■ **Task directions**
Tally how many lines include "name". The number is the whole answer.
# # # #
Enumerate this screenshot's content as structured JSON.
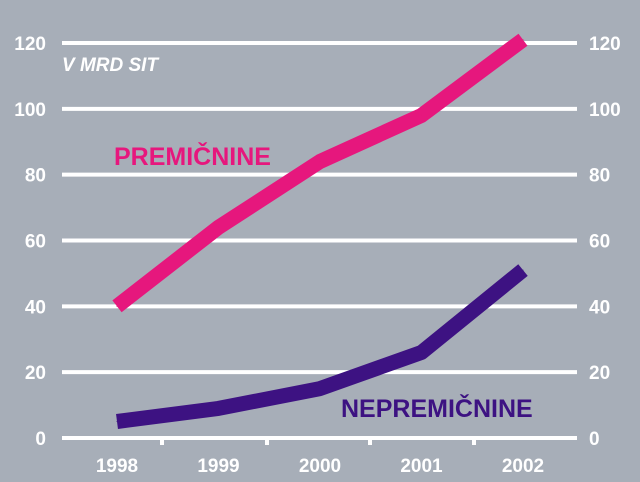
{
  "chart_data": {
    "type": "line",
    "unit_label": "V MRD SIT",
    "categories": [
      "1998",
      "1999",
      "2000",
      "2001",
      "2002"
    ],
    "ylim": [
      0,
      120
    ],
    "yticks": [
      "0",
      "20",
      "40",
      "60",
      "80",
      "100",
      "120"
    ],
    "grid": true,
    "series": [
      {
        "name": "PREMIČNINE",
        "color": "#e6177d",
        "values": [
          40,
          64,
          84,
          98,
          121
        ]
      },
      {
        "name": "NEPREMIČNINE",
        "color": "#3d1282",
        "values": [
          5,
          9,
          15,
          26,
          51
        ]
      }
    ]
  },
  "colors": {
    "background": "#a7aeb8",
    "grid": "#ffffff"
  }
}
# # # #
■ **Written answer**
2